-- start Document extract --

Aiming the improvement of eC in SMA, the change in the transformation entropy (∆St) under adiabatic conditions should be maximized, so the latent heat of martensitic phase transformation (∆Ht) would also be maximized, since ∆St = ∆Ht/T0 or ∆St = −(dσt/dT)εt, where T0 is the equilibrium transformation temperature, dσt/dT is the Clausius–Clapeyron slope and εt is the theoretical transformation strain. Thus, the theoretical temperature change is ∆Tth = −∆St(T/Cp), where Cp is the specific heat capacity and T is the working temperature [126, 127]. Based on this approach, an alloy with higher entropy change will perform a better cooling capacity. This fact does not strictly happen in practice because during the thermoelastic martensite transformation, hysteretic losses and plastic deformation impairs the full reversibility of the phase transformation, which makes ∆Tth practically unachievable [33]. In order to access the eC parameters in practice, direct and indirect experimental methods are applied. Normally, the indirect experimental methodology for the temperature changes predictions can be carried out indirectly by DSC (Differential Scanning Calorimetry) through the computation of ∆Ht, and/or by the Clausius–Clapeyron slope through the use of uniaxial tests and the calculation of the start stress for stress-induced martensite at various temperatures. Direct measurements of the temperatures changes have been performed by the combination of Digital Image Correlation (DIC) and infrared imaging (IR) in uniaxial superelastic tests [126,127,128], as can be seen in Fig. 9.

-- end Document extract --
-- start Data lines --

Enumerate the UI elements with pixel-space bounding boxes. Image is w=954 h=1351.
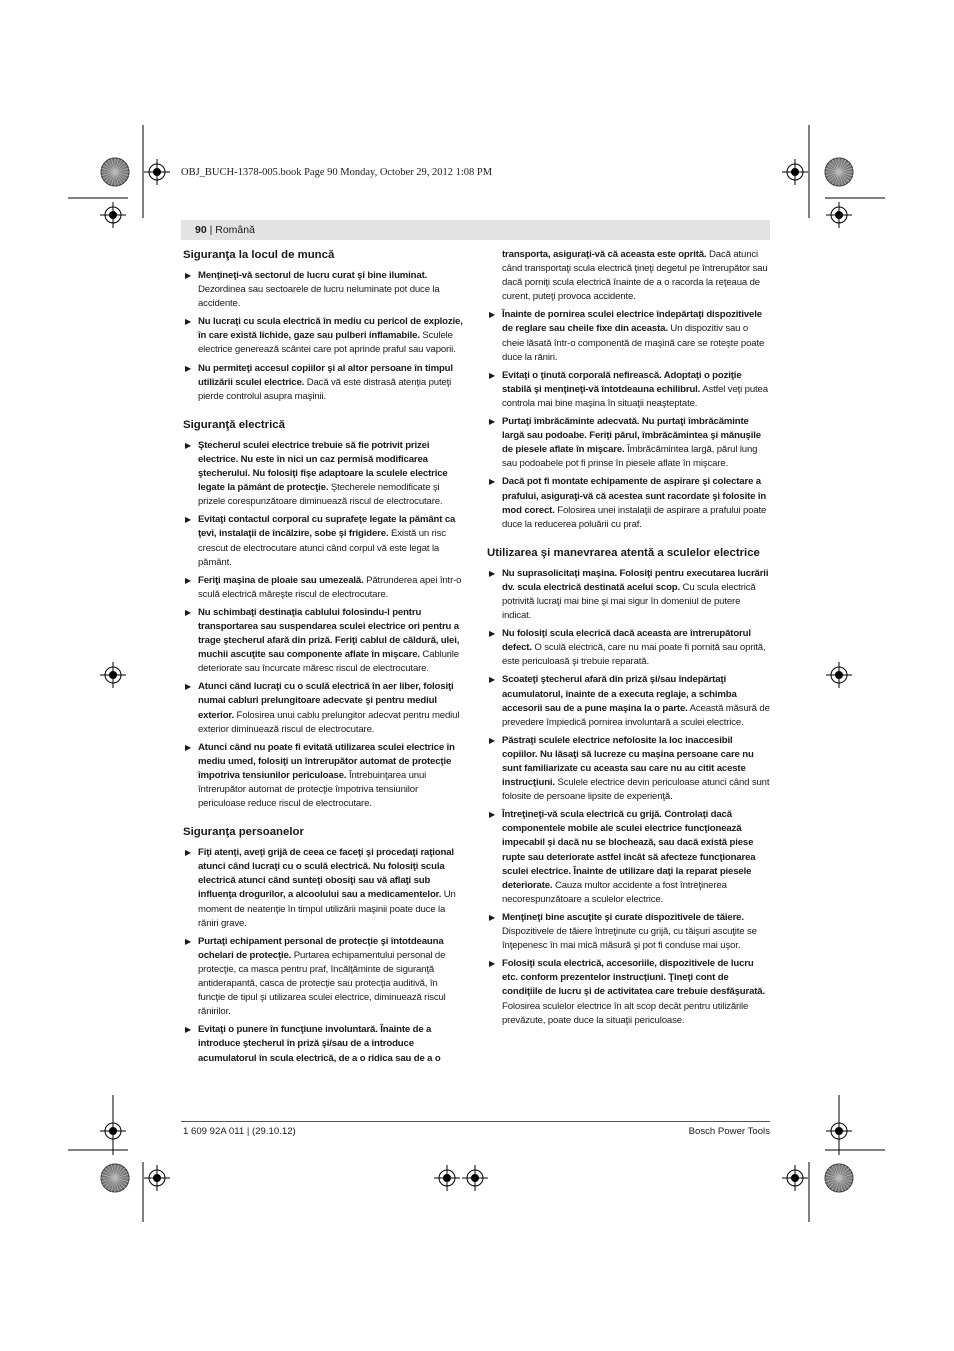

-- end Data lines --

▸ **Things to do**
**A)** Decide whether each statement agrees with the passage on elastocaloric cooling in shape memory alloys: (i) hysteretic losses and plastic deformation make the theoretical temperature change practically unachievable; (ii) DSC is used as a direct method for measuring temperature changes; (iii) direct measurements combined Digital Image Correlation with infrared imaging in uniaxial superelastic tests. Please answer yes or no for each, quoting the deciding words of the passage exactly.
**B)** Extend the passage on elastocaloric cooling in shape memory alloys, picking up right after its final sentence.

▸ **Answers to the exercise**
**A)**
(i) Yes: "hysteretic losses and plastic deformation impairs the full reversibility of the phase transformation, which makes ∆Tth practically unachievable"
(ii) No: "the indirect experimental methodology for the temperature changes predictions can be carried out indirectly by DSC (Differential Scanning Calorimetry)"
(iii) Yes: "Direct measurements of the temperatures changes have been performed by the combination of Digital Image Correlation (DIC) and infrared imaging (IR) in uniaxial superelastic tests"

**B)**
Adapted from Wu et al. [126]. Copyright (2017) by permission from Elsevier.
(a) Stress–strain diagram of a Cu–Al–Zn superelastic alloy at 35 °C. The inset figures from A to E show the strain measured by the DIC and the temperature measured by infrared camera. (b) Temperature variation versus time during the loading and adiabatic unloading of the same alloy.
The first significant elastocaloric effect was reported on a Cu–Zn–Al single crystal by Bonnot et al. [129] with a transition entropy-change of ∆St = 1.37 ± 0.10 J/mol K with a maximum temperature change of 14 K under a adiabatic condition. Figure 10 shows the stress and strain-induced entropy-change for this alloy at distinct temperatures in a different range of stress (a) and strain (b).This behavior shows that the maximum entropy change ∆S generally remains unchanged over a broad range of temperatures, representing a promising elastocaloric effect.
Reprinted from Bonnot et al. [129]. Copyright (2008) by permission from American Physical Society.
Entropy variation DS during the phase transformation as a function of the temperature or various stress levels of a Cu–Zn–Al SMA.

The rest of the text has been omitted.